=== What is expected ===
Lines containing the string "Level" are to be collected in full.

# start of Rows

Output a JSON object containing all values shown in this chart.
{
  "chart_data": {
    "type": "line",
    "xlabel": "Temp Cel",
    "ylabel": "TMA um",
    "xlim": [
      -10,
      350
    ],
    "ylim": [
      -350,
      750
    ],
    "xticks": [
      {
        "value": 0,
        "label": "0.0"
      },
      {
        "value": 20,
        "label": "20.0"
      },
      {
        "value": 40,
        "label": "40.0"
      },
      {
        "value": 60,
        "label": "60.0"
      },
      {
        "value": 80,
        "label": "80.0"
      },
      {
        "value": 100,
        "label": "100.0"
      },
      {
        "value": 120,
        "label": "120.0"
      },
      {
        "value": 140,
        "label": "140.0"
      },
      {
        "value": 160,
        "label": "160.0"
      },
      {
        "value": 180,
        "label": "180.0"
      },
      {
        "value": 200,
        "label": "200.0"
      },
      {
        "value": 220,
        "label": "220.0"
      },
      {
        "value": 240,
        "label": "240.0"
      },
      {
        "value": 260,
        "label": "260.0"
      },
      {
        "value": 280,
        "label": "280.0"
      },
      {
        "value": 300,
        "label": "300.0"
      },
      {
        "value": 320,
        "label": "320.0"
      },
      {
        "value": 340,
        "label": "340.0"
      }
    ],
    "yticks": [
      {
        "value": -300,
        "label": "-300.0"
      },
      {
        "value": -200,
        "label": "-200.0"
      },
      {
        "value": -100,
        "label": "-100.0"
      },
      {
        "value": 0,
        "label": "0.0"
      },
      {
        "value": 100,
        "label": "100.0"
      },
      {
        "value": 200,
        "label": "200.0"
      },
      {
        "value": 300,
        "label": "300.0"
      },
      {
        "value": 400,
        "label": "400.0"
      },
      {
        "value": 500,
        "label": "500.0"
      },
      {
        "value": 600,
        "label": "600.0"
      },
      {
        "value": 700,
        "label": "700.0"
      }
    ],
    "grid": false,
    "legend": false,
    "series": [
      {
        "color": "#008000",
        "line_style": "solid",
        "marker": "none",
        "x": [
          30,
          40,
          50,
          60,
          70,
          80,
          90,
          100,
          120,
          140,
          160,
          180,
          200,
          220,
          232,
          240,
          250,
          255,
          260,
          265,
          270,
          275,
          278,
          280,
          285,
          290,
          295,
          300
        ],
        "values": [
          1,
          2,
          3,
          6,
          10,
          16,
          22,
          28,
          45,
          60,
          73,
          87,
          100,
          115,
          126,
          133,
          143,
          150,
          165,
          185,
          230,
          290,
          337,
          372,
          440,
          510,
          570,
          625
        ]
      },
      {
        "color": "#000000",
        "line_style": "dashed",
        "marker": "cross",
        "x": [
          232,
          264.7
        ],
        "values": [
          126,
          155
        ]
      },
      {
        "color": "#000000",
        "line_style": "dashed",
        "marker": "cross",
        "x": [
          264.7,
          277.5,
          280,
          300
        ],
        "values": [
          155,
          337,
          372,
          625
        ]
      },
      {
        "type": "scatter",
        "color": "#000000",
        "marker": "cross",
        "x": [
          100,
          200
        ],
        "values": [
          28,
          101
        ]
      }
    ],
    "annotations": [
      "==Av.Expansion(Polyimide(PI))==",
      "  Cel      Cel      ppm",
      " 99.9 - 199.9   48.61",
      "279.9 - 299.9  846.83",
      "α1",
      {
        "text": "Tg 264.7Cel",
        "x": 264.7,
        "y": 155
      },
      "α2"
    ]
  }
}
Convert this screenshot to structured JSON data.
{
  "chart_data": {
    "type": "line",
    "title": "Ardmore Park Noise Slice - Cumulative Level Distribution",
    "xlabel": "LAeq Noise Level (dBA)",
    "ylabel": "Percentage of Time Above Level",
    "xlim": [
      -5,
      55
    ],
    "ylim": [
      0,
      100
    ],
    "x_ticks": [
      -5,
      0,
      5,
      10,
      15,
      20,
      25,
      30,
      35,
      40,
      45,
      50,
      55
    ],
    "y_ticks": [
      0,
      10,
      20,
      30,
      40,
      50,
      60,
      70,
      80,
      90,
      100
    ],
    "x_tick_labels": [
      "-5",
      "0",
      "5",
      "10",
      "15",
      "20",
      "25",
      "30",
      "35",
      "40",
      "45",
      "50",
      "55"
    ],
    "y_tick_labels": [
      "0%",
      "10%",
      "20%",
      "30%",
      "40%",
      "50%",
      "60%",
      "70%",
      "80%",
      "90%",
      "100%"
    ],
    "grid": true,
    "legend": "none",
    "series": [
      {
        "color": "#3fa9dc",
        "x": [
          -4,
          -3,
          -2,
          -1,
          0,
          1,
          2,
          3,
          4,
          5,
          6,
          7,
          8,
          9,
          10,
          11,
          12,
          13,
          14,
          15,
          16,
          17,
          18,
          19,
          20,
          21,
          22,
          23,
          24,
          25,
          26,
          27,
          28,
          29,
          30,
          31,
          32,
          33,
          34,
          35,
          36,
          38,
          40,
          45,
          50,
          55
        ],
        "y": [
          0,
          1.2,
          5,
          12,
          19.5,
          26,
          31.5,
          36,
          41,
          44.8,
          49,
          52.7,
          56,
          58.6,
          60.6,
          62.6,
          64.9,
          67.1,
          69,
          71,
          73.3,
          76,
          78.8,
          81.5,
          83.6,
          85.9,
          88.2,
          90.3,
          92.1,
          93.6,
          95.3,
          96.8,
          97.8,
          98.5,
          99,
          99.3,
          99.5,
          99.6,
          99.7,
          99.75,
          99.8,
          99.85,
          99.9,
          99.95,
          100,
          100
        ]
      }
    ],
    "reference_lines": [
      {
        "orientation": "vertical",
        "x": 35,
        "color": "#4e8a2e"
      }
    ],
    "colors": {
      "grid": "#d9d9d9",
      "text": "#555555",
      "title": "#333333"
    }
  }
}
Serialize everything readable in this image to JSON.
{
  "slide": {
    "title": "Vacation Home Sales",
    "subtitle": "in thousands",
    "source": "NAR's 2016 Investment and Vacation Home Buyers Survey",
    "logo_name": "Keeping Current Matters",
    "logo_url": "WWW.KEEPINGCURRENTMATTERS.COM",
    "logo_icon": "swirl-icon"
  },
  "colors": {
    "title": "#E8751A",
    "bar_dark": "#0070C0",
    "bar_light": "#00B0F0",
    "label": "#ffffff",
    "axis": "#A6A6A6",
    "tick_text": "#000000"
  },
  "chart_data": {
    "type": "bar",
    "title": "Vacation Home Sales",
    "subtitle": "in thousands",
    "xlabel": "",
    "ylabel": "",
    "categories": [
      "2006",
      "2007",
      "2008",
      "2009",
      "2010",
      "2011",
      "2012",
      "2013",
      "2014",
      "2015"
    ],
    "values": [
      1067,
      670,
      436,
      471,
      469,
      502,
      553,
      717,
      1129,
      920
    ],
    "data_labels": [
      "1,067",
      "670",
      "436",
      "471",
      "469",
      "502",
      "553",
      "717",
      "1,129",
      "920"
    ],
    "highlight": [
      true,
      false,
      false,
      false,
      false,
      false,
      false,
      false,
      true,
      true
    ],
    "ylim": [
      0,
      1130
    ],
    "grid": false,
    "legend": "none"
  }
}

# end of Rows

=== Solution to this problem ===
    "title": "Ardmore Park Noise Slice - Cumulative Level Distribution",
    "xlabel": "LAeq Noise Level (dBA)",
    "ylabel": "Percentage of Time Above Level",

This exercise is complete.